Records contained in a dataset
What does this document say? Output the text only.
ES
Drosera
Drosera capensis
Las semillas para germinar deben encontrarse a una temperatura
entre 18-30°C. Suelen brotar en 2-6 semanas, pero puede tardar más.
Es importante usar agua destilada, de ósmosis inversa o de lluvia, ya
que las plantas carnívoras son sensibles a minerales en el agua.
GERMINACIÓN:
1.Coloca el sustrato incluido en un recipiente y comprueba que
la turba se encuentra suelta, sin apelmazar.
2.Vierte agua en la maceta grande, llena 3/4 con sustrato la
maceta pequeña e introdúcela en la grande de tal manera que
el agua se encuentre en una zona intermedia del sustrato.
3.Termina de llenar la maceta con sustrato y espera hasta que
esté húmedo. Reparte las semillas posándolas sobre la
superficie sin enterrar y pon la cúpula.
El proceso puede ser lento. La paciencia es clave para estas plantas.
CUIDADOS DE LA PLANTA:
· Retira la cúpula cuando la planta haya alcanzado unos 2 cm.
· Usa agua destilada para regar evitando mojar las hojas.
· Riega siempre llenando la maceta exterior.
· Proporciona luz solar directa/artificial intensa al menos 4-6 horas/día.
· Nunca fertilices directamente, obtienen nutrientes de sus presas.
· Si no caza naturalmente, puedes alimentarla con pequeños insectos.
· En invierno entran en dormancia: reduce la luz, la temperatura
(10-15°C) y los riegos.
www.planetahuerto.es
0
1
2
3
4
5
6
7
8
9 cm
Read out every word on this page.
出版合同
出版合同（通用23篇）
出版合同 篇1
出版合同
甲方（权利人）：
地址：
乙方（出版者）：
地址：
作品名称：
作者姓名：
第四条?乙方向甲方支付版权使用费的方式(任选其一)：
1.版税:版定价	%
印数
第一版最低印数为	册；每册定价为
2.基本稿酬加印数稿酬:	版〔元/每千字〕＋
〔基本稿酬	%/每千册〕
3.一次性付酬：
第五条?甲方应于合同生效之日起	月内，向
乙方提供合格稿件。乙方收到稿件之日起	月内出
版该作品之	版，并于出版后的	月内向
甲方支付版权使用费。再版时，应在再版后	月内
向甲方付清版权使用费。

Exercise task: Go through the records and gather the lines that hold "semillas".

The reply:
Las semillas para germinar deben encontrarse a una temperatura
esté húmedo. Reparte las semillas posándolas sobre la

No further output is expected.